[Dataset items]
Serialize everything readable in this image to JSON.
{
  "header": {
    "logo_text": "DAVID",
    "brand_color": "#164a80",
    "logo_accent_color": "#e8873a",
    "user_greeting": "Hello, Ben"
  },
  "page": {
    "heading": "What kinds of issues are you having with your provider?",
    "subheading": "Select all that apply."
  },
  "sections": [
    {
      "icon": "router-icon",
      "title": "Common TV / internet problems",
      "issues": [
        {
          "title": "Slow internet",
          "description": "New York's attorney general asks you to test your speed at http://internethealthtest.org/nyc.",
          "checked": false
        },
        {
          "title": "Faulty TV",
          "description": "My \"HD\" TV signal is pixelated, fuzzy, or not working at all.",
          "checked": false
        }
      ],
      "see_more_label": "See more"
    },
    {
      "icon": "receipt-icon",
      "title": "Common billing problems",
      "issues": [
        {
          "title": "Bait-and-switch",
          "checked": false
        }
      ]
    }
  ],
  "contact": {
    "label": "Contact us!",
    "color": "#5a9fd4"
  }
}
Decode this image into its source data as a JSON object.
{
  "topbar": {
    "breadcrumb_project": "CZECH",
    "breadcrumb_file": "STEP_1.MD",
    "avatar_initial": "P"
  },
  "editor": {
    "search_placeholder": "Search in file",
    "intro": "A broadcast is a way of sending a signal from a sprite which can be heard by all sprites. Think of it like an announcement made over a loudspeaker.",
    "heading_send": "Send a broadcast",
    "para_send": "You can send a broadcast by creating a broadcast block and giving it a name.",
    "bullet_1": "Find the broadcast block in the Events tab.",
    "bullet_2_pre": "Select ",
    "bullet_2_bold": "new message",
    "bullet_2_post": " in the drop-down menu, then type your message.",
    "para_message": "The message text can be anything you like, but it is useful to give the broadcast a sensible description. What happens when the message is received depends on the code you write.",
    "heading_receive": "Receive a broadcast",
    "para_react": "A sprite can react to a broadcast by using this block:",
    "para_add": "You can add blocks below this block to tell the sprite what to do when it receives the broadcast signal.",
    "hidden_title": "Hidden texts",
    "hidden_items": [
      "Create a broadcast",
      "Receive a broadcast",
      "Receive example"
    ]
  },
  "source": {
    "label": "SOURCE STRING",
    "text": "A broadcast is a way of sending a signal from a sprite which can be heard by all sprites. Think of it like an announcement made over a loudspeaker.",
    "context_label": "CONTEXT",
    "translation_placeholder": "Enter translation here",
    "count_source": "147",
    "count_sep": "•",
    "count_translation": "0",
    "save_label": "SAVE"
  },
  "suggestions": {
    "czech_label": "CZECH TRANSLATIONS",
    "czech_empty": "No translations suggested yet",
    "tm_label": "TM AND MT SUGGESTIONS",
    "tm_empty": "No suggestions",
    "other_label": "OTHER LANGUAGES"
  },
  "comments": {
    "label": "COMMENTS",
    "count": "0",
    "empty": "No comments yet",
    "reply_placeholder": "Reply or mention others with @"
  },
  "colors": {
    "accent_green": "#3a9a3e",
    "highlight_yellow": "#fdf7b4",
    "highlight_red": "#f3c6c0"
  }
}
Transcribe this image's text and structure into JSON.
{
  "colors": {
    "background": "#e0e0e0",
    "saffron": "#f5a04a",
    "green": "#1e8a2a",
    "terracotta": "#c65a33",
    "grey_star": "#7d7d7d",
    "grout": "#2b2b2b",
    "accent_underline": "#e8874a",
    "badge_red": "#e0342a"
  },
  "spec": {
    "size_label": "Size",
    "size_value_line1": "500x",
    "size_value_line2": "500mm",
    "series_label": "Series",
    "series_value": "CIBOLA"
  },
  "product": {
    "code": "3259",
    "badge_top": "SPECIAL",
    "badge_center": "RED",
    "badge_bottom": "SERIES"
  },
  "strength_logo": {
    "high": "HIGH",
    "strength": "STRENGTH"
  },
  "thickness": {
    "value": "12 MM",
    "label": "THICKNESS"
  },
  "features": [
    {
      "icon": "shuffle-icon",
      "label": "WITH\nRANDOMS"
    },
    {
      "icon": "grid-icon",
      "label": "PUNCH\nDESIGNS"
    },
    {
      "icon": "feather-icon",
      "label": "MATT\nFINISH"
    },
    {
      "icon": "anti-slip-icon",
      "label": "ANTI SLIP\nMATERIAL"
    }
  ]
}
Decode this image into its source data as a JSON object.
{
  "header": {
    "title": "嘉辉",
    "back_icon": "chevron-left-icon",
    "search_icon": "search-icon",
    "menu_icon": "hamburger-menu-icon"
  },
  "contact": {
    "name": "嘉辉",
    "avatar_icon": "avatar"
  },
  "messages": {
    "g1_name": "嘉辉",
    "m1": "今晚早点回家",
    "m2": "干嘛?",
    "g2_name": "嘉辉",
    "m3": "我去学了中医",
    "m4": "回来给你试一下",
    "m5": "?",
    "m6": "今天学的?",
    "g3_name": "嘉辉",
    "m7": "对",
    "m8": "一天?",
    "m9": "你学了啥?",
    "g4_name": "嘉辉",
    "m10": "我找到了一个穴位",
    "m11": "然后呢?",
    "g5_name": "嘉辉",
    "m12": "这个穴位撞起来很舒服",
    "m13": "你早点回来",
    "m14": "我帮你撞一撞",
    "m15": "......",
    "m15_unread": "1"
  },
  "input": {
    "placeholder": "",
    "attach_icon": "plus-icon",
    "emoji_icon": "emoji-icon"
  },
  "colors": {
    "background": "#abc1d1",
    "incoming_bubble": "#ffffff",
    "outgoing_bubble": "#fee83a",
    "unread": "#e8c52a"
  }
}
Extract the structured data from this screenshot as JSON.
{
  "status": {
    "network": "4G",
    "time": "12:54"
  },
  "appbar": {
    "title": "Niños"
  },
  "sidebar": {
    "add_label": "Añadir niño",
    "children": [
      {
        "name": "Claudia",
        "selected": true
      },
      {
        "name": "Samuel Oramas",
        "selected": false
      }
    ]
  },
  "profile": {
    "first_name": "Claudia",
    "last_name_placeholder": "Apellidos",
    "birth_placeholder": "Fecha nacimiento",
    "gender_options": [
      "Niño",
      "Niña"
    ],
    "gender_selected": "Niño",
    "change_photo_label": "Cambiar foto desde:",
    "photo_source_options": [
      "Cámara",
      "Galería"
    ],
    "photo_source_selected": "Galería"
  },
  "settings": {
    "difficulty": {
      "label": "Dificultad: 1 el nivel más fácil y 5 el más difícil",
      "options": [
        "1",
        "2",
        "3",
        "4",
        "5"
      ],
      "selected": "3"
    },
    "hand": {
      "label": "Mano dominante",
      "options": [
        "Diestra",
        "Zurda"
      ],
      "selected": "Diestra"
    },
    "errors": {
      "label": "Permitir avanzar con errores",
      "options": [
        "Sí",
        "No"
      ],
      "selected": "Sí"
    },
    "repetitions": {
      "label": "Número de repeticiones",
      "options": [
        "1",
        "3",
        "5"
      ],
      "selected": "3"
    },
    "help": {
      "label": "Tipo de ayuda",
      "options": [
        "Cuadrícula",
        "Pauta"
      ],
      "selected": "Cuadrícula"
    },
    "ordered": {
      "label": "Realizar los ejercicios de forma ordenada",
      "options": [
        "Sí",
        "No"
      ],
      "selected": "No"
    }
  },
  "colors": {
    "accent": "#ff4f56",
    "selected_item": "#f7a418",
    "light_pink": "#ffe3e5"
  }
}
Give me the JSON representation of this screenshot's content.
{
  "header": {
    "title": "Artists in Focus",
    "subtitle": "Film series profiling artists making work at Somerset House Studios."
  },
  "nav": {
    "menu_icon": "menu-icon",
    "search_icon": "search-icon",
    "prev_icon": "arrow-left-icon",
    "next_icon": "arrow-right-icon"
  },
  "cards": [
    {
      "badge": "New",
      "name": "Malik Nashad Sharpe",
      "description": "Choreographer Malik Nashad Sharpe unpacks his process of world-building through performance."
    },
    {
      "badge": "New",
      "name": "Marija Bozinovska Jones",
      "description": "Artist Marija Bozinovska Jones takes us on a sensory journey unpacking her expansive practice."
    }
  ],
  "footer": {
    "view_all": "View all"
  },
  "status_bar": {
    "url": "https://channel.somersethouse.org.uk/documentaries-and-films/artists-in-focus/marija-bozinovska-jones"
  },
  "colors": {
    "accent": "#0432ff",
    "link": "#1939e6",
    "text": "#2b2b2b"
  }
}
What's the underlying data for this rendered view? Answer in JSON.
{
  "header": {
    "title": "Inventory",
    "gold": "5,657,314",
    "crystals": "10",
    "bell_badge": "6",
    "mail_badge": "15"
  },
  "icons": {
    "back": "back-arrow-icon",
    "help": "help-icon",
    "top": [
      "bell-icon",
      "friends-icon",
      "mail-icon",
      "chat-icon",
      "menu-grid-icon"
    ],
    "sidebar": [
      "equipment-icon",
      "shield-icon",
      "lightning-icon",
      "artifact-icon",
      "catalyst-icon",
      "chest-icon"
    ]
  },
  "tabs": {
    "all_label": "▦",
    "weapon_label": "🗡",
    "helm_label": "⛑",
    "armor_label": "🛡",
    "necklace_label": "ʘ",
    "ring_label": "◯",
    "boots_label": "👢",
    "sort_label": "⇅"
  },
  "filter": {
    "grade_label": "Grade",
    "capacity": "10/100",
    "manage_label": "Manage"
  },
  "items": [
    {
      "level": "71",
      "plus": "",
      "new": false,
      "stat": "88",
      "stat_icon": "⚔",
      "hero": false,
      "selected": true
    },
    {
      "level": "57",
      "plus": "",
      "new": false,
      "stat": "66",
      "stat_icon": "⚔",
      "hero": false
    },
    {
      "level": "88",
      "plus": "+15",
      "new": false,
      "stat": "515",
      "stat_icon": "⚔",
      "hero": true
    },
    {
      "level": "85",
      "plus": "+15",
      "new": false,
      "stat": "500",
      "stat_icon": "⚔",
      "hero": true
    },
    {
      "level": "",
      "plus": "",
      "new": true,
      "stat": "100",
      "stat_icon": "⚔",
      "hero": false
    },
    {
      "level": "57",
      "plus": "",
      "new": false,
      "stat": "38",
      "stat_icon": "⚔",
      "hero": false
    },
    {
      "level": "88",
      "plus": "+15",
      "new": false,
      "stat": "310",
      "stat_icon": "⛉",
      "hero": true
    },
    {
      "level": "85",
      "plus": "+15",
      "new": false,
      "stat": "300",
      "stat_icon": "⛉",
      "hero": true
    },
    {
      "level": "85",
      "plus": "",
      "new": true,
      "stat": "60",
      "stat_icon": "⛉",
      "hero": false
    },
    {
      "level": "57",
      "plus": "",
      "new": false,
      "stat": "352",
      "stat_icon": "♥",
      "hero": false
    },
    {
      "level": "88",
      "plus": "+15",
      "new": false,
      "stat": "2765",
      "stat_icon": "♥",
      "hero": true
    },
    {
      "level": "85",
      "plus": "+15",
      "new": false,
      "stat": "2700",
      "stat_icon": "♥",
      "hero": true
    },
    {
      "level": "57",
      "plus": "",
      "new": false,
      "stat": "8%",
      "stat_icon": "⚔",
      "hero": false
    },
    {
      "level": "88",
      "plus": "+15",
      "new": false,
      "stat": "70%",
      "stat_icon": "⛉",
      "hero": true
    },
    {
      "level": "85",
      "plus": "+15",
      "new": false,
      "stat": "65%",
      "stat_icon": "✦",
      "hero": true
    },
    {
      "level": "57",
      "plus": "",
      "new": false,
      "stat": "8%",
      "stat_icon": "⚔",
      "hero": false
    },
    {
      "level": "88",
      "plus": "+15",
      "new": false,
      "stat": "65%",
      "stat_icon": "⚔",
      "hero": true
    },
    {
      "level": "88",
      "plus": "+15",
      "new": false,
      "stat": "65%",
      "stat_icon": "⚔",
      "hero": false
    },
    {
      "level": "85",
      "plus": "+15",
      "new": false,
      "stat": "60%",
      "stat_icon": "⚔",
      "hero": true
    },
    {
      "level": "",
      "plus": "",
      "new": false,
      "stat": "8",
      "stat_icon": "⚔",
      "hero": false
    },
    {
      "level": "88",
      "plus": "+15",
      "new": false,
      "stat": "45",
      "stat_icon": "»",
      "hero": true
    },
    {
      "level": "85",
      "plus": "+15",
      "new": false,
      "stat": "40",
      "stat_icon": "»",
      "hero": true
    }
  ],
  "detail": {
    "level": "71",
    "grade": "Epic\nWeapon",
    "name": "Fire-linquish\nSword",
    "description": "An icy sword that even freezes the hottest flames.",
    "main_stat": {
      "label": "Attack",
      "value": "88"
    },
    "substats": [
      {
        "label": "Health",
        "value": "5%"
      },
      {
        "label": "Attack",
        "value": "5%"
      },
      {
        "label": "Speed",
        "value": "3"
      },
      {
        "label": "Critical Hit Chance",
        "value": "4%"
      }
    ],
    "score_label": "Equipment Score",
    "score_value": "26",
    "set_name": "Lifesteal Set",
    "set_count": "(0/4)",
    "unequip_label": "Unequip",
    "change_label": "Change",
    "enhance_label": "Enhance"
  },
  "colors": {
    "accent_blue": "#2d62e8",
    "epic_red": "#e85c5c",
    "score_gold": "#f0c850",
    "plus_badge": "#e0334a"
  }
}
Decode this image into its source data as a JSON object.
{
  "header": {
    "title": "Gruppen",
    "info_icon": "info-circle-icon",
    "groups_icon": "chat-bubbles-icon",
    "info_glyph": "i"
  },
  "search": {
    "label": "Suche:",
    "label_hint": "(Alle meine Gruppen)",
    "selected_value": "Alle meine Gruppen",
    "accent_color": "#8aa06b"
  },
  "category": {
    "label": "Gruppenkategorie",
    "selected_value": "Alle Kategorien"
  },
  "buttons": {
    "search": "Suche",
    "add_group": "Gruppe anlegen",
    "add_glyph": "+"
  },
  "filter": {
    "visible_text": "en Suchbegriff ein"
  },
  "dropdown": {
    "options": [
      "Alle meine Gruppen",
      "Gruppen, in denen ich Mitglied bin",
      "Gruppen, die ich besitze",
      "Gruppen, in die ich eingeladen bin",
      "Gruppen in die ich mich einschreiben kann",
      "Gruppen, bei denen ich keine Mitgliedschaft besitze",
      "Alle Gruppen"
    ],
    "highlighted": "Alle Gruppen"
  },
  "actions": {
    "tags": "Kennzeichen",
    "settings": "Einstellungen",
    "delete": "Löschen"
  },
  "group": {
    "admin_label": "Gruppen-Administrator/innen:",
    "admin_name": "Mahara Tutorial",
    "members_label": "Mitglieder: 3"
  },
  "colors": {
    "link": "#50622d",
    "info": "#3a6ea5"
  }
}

Requirement: Read through the data and copy every line where "your" shows up.

Solution:
    "heading": "What kinds of issues are you having with your provider?",
          "description": "New York's attorney general asks you to test your speed at http://internethealthtest.org/nyc.",
    "bullet_2_post": " in the drop-down menu, then type your message.",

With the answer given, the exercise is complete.